* _Exercise description_: Show every line that has the string "cộng" in it.

⁂

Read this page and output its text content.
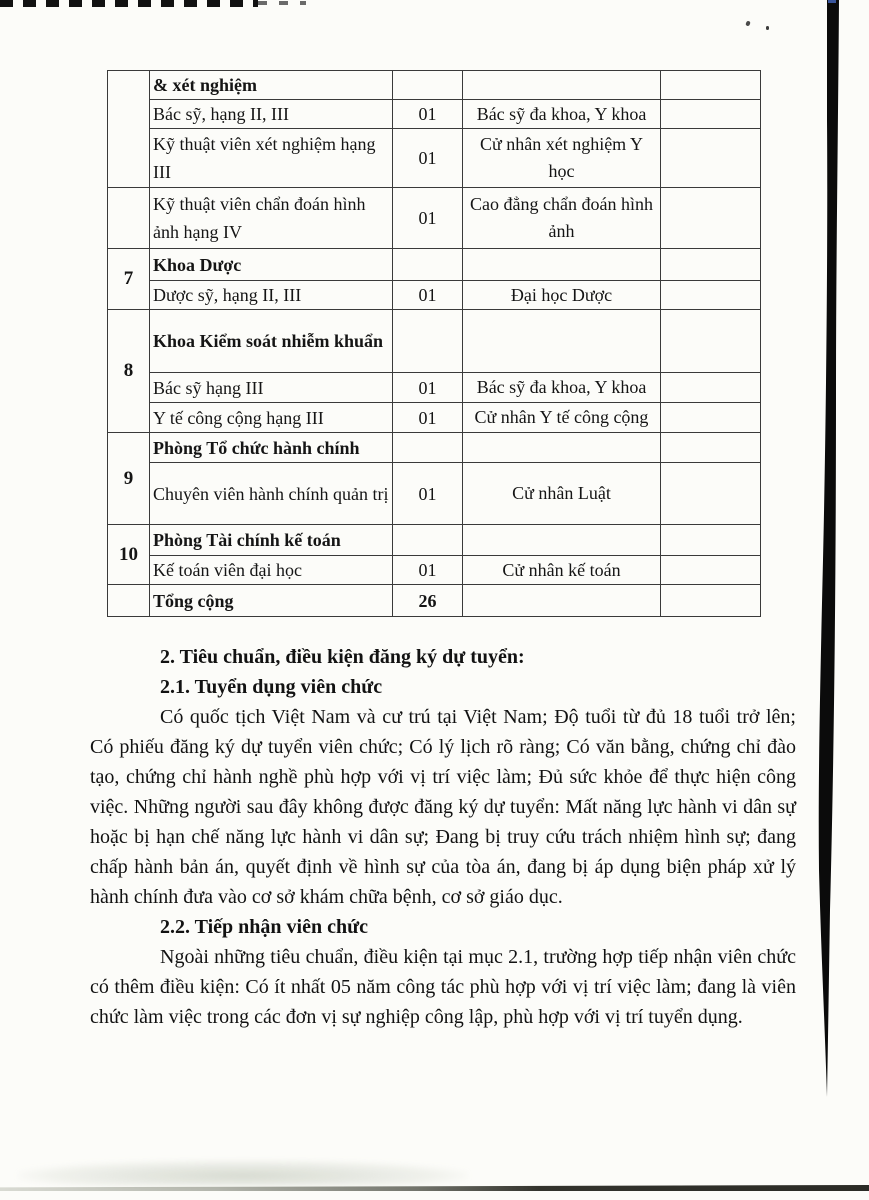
	& xét nghiệm			
	Bác sỹ, hạng II, III	01	Bác sỹ đa khoa, Y khoa	
	Kỹ thuật viên xét nghiệm hạng III	01	Cử nhân xét nghiệm Y học	
	Kỹ thuật viên chẩn đoán hình ảnh hạng IV	01	Cao đẳng chẩn đoán hình ảnh	
7	Khoa Dược			
	Dược sỹ, hạng II, III	01	Đại học Dược	
8	Khoa Kiểm soát nhiễm khuẩn			
	Bác sỹ hạng III	01	Bác sỹ đa khoa, Y khoa	
	Y tế công cộng hạng III	01	Cử nhân Y tế công cộng	
9	Phòng Tổ chức hành chính			
	Chuyên viên hành chính quản trị	01	Cử nhân Luật	
10	Phòng Tài chính kế toán			
	Kế toán viên đại học	01	Cử nhân kế toán	
	Tổng cộng	26		
2. Tiêu chuẩn, điều kiện đăng ký dự tuyển:
2.1. Tuyển dụng viên chức

Có quốc tịch Việt Nam và cư trú tại Việt Nam; Độ tuổi từ đủ 18 tuổi trở lên; Có phiếu đăng ký dự tuyển viên chức; Có lý lịch rõ ràng; Có văn bằng, chứng chỉ đào tạo, chứng chỉ hành nghề phù hợp với vị trí việc làm; Đủ sức khỏe để thực hiện công việc. Những người sau đây không được đăng ký dự tuyển: Mất năng lực hành vi dân sự hoặc bị hạn chế năng lực hành vi dân sự; Đang bị truy cứu trách nhiệm hình sự; đang chấp hành bản án, quyết định về hình sự của tòa án, đang bị áp dụng biện pháp xử lý hành chính đưa vào cơ sở khám chữa bệnh, cơ sở giáo dục.

2.2. Tiếp nhận viên chức

Ngoài những tiêu chuẩn, điều kiện tại mục 2.1, trường hợp tiếp nhận viên chức có thêm điều kiện: Có ít nhất 05 năm công tác phù hợp với vị trí việc làm; đang là viên chức làm việc trong các đơn vị sự nghiệp công lập, phù hợp với vị trí tuyển dụng.
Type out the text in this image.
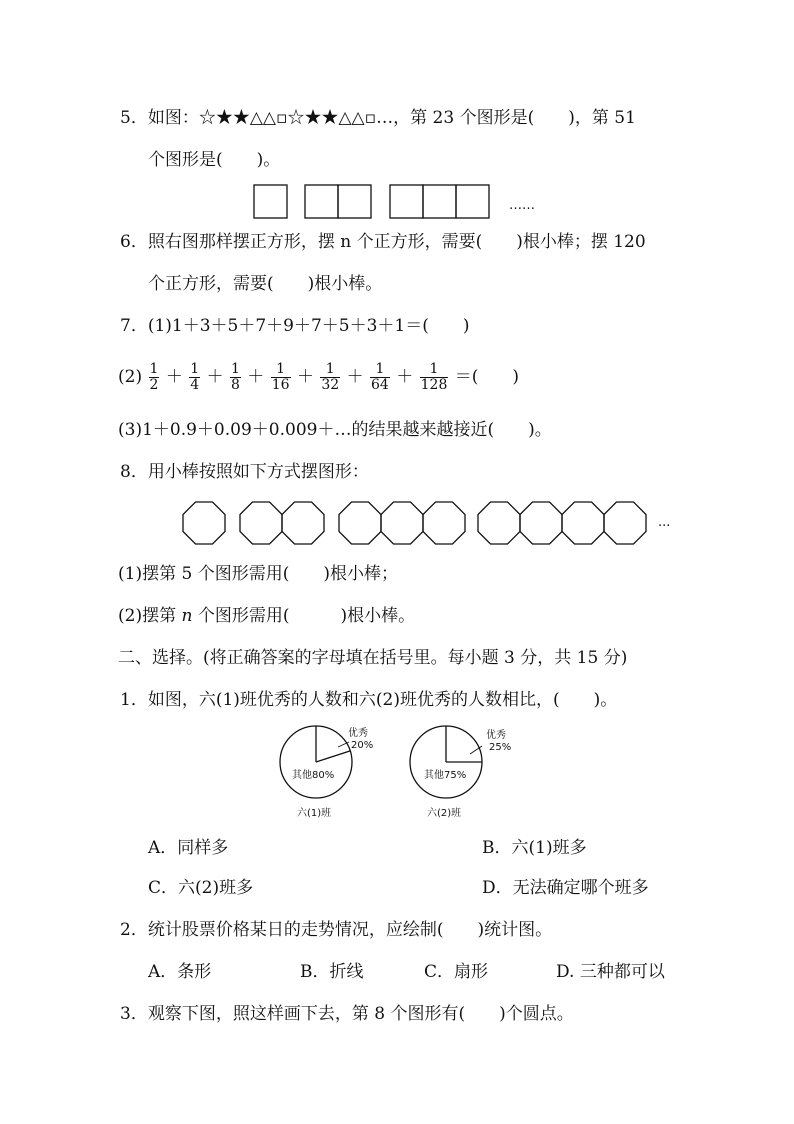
5．如图：☆★★△△▫☆★★△△▫…，第 23 个图形是(　　)，第 51
个图形是(　　)。
……
6．照右图那样摆正方形，摆 n 个正方形，需要(　　)根小棒；摆 120
个正方形，需要(　　)根小棒。
7．(1)1＋3＋5＋7＋9＋7＋5＋3＋1＝(　　)
$(2) \frac{1}{2} + \frac{1}{4} + \frac{1}{8} + \frac{1}{16} + \frac{1}{32} + \frac{1}{64} + \frac{1}{128}$ ＝(　　)
(3)1＋0.9＋0.09＋0.009＋…的结果越来越接近(　　)。
8．用小棒按照如下方式摆图形：
...
(1)摆第 5 个图形需用(　　)根小棒；
(2)摆第 n 个图形需用(　　　)根小棒。
二、选择。(将正确答案的字母填在括号里。每小题 3 分，共 15 分)
1．如图，六(1)班优秀的人数和六(2)班优秀的人数相比，(　　)。
优秀
20%
其他80%
六(1)班
优秀
25%
其他75%
六(2)班
A．同样多	B．六(1)班多
C．六(2)班多	D．无法确定哪个班多
2．统计股票价格某日的走势情况，应绘制(　　)统计图。
A．条形	B．折线	C．扇形	D. 三种都可以
3．观察下图，照这样画下去，第 8 个图形有(　　)个圆点。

⁂

* _Final result_:
	Y tế công cộng hạng III	01	Cử nhân Y tế công cộng	
	Tổng cộng	26		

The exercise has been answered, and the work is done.